• Problem requirements:
Do any lines in the data below contain "Percentil"? If so, copy every one of them.

Records about charts and figures:
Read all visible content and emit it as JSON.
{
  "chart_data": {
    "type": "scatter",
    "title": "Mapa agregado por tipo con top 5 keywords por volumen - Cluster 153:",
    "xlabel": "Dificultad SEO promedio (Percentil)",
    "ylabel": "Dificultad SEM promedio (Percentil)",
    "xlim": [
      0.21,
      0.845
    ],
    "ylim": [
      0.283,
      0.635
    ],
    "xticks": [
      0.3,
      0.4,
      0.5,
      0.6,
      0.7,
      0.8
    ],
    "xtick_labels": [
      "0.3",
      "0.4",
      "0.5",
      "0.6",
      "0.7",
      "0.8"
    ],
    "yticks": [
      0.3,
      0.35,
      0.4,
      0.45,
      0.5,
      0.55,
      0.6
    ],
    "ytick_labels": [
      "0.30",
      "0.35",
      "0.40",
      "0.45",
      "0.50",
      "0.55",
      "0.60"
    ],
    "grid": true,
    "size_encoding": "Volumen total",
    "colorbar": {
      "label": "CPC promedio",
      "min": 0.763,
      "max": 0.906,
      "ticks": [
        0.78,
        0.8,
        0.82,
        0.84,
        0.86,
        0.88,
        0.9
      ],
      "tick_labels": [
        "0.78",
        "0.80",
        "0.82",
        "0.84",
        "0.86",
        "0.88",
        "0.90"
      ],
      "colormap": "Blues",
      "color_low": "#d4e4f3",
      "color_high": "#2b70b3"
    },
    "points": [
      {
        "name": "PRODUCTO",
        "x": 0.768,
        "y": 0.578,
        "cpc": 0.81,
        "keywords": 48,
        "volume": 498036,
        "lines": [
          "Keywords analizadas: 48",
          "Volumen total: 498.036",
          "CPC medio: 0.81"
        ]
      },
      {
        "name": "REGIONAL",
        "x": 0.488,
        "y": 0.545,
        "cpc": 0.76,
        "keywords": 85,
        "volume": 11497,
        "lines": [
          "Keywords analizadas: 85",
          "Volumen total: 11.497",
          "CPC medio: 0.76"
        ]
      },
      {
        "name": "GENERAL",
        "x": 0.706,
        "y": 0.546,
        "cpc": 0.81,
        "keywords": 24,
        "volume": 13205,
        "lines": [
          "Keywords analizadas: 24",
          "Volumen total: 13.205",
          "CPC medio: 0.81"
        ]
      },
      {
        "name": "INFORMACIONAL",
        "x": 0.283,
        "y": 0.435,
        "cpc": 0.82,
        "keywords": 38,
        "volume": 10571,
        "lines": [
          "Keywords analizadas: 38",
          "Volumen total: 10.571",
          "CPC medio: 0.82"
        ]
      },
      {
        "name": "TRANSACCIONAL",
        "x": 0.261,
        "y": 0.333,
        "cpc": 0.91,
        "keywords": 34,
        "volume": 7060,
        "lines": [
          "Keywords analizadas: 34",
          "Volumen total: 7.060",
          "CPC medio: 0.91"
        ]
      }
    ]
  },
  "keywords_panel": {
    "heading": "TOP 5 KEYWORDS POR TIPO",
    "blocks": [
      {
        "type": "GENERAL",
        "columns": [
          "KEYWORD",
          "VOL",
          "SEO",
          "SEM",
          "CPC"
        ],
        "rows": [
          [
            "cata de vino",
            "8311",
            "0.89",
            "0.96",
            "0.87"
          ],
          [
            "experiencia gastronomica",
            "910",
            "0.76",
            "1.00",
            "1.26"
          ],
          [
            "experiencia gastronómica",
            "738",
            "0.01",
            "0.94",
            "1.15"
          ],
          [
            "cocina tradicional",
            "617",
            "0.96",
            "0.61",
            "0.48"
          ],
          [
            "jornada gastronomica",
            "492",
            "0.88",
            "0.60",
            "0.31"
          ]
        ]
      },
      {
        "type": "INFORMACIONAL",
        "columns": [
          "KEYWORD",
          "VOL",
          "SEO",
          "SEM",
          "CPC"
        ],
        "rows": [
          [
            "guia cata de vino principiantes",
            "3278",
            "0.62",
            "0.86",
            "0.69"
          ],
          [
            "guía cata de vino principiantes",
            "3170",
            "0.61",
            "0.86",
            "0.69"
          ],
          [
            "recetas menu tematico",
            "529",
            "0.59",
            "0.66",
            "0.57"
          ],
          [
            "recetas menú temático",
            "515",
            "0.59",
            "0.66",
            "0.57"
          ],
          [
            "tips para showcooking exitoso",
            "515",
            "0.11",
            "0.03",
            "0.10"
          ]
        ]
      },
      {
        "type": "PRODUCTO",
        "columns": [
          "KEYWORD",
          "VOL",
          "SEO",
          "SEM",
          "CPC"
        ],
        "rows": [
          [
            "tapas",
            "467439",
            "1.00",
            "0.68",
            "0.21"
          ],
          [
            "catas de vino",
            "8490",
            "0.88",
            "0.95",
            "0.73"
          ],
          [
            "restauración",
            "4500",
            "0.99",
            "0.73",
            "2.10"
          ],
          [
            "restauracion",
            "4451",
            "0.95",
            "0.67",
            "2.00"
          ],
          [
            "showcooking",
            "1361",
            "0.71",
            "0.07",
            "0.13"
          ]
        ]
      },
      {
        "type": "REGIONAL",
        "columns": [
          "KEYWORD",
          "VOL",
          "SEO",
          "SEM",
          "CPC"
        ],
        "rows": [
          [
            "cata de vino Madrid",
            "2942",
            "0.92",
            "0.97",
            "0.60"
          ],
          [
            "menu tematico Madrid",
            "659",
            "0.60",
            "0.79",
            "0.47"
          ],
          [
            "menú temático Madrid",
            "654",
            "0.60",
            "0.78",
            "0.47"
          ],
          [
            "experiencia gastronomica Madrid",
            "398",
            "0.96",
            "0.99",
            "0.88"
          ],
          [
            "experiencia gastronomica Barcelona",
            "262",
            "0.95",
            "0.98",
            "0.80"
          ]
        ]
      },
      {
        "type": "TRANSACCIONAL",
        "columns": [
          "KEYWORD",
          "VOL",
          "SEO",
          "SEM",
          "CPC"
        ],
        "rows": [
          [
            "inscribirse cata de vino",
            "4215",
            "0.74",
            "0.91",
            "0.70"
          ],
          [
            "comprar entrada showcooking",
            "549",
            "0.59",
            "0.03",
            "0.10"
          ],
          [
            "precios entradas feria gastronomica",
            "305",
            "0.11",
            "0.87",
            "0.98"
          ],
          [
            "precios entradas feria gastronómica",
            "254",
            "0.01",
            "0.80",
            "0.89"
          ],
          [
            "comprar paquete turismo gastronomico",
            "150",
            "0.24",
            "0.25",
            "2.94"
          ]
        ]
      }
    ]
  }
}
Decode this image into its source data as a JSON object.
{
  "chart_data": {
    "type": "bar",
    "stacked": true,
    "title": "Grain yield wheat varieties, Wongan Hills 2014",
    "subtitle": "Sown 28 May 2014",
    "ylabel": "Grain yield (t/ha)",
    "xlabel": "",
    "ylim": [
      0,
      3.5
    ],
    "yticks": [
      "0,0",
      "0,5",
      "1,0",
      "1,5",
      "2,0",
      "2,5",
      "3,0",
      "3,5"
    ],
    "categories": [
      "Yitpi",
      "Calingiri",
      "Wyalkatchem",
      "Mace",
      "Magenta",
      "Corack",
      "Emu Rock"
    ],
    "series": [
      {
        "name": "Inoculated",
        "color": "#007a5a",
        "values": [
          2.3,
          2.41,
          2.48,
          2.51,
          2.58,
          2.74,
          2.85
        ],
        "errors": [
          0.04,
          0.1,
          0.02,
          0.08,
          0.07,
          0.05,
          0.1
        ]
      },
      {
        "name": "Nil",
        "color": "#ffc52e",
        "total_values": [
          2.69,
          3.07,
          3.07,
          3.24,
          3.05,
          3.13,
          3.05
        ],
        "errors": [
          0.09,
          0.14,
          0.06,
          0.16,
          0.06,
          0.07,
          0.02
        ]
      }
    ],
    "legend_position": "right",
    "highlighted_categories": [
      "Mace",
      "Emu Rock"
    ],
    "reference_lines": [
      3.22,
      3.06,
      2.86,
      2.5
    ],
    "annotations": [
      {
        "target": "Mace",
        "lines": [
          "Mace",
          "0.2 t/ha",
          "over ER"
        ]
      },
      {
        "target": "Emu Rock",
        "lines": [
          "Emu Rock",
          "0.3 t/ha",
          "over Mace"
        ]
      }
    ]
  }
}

• Written response:
    "xlabel": "Dificultad SEO promedio (Percentil)",
    "ylabel": "Dificultad SEM promedio (Percentil)",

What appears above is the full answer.